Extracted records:
· · ·
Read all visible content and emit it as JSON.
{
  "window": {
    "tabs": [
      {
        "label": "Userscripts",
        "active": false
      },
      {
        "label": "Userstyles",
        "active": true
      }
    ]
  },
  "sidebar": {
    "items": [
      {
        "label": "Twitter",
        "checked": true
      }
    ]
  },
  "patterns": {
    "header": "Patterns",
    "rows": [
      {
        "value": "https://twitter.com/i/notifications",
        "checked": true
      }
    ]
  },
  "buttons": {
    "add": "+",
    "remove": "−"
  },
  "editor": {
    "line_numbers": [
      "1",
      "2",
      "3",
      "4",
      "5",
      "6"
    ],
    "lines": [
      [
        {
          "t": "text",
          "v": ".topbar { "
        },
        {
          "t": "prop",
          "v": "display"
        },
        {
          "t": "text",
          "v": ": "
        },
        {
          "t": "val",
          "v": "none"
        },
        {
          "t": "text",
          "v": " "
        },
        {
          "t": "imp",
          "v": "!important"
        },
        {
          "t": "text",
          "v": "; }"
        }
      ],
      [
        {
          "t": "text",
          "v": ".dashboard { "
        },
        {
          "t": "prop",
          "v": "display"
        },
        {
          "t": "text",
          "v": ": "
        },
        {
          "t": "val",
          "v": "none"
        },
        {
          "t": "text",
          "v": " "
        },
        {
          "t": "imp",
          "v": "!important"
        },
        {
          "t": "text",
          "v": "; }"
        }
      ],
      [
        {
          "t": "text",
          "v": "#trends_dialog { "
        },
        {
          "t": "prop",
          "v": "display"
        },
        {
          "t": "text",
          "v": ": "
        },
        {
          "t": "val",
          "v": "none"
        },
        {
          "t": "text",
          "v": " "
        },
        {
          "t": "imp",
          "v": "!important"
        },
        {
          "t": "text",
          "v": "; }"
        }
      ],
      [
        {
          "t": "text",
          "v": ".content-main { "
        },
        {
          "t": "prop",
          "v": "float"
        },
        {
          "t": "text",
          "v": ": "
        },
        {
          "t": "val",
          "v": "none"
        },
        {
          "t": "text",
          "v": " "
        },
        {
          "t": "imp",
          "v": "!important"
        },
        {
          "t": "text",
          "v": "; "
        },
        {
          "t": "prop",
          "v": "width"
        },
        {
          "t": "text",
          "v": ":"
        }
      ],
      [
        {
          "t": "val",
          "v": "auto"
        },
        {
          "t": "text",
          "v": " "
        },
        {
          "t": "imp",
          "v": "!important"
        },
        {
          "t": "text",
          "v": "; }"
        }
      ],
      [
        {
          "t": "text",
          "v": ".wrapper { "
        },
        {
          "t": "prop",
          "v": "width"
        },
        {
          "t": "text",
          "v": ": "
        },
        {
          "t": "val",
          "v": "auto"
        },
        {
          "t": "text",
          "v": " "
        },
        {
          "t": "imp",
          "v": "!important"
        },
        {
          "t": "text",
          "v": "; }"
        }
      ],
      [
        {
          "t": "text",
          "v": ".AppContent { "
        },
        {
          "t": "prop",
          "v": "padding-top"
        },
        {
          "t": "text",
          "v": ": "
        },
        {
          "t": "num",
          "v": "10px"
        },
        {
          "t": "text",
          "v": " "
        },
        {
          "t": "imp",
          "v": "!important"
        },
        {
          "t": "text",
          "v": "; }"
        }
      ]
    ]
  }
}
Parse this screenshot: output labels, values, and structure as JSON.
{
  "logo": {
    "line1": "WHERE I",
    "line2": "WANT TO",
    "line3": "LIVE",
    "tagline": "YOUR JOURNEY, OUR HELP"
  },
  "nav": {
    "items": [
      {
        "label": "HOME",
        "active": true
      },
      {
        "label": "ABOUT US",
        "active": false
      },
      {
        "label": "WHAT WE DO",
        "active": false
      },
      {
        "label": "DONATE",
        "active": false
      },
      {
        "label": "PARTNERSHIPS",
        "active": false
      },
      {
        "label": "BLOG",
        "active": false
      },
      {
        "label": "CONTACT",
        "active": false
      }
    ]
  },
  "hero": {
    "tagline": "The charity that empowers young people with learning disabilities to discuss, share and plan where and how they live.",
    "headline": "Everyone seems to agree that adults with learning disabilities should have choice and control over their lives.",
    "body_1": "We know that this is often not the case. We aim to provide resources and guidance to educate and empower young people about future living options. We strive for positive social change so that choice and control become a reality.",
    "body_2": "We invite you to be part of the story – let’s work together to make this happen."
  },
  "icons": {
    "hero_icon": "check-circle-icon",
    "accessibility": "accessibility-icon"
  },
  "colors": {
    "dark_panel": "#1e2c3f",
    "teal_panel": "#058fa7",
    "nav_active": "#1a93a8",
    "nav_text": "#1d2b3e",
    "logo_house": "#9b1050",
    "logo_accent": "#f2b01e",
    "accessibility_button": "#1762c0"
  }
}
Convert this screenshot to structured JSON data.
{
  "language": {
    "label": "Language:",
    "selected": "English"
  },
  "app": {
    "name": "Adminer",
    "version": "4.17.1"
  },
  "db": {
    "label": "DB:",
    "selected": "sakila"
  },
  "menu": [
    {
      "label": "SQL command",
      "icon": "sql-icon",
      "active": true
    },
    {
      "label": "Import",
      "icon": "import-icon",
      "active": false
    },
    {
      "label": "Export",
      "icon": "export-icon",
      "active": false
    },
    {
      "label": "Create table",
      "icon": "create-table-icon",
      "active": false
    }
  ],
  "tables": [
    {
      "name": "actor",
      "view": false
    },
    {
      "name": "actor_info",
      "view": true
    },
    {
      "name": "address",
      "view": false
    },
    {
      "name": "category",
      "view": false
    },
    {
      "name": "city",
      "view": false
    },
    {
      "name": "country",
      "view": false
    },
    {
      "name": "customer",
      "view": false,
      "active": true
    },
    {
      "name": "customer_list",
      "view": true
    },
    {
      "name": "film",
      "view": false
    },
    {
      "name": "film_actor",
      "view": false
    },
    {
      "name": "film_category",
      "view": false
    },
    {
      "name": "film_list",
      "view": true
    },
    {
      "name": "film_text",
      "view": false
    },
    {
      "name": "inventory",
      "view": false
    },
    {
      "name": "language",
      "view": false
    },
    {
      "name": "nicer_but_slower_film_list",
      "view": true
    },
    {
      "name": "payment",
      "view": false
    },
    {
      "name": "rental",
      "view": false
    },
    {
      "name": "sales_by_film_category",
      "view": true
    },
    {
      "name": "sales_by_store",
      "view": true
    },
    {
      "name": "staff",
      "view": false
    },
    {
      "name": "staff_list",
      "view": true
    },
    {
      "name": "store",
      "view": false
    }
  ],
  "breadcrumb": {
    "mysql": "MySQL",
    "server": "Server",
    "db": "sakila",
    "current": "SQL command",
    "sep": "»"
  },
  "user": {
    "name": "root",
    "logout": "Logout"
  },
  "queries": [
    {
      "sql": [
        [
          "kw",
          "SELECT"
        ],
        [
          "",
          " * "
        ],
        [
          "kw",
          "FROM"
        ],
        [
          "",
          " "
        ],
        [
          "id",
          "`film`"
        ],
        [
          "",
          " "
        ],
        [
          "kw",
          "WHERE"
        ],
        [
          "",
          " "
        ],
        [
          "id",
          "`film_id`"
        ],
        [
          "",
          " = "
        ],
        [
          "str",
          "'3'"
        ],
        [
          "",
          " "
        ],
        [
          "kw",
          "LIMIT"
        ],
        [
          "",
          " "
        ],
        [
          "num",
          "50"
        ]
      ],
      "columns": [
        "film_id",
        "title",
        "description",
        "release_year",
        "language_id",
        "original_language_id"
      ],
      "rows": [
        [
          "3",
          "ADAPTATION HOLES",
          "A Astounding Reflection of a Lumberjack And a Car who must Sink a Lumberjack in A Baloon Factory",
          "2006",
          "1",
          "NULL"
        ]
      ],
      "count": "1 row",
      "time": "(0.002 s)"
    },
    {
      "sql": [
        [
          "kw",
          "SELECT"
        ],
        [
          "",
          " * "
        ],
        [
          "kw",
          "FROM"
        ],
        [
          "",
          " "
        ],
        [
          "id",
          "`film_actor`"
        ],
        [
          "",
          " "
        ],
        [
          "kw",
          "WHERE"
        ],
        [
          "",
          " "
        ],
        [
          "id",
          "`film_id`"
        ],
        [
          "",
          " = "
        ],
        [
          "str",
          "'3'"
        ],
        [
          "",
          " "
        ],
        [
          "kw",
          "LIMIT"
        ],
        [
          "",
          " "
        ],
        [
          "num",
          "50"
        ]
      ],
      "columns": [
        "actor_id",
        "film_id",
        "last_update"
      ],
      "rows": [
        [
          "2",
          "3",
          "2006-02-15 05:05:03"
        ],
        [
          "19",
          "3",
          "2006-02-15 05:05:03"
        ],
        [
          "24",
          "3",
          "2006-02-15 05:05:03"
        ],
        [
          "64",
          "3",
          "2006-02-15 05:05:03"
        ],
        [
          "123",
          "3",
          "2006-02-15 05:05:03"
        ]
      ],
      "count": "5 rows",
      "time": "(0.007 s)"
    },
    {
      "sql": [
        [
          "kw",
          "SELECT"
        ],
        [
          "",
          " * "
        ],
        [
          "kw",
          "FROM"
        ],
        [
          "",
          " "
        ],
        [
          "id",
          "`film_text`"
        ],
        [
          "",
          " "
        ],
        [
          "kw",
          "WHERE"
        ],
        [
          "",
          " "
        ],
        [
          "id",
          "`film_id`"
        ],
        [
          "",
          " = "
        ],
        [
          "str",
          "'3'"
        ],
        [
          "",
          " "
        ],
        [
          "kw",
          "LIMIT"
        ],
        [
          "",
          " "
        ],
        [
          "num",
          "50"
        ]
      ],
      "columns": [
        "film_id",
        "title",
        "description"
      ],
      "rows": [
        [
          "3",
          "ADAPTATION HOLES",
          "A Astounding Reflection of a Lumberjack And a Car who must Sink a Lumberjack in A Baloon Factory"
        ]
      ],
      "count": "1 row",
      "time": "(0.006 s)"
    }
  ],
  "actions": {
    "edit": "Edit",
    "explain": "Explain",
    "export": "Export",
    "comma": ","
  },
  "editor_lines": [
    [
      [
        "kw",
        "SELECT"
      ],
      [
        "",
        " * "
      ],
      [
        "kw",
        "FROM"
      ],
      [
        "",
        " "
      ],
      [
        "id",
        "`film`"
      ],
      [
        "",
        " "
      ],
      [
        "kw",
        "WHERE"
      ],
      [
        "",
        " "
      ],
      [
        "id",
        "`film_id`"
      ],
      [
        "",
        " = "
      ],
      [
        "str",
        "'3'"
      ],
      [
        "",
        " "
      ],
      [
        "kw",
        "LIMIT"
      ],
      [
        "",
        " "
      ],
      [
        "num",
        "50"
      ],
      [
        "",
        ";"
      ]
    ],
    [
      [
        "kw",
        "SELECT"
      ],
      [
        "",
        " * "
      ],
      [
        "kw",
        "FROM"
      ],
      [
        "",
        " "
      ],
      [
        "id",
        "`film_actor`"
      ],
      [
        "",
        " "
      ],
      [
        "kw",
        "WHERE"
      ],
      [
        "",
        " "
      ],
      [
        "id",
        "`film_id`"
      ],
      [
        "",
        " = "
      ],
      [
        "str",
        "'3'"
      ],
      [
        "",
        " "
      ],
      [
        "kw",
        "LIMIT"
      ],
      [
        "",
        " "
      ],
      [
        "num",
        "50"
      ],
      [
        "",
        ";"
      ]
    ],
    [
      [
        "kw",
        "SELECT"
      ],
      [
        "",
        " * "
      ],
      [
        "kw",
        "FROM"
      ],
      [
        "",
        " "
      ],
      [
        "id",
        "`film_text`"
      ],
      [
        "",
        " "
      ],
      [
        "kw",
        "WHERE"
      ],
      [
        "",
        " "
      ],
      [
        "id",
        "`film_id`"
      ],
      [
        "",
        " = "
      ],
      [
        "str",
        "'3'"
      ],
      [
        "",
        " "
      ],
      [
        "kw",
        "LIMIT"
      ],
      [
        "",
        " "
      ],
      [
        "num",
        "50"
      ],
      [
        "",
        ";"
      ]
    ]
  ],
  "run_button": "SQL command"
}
· · ·
> **YOUR INSTRUCTIONS**
Extract all lines from the material above that include the word "Factory".

> **ANSWER FOR THE TASK**
          "A Astounding Reflection of a Lumberjack And a Car who must Sink a Lumberjack in A Baloon Factory",
          "A Astounding Reflection of a Lumberjack And a Car who must Sink a Lumberjack in A Baloon Factory"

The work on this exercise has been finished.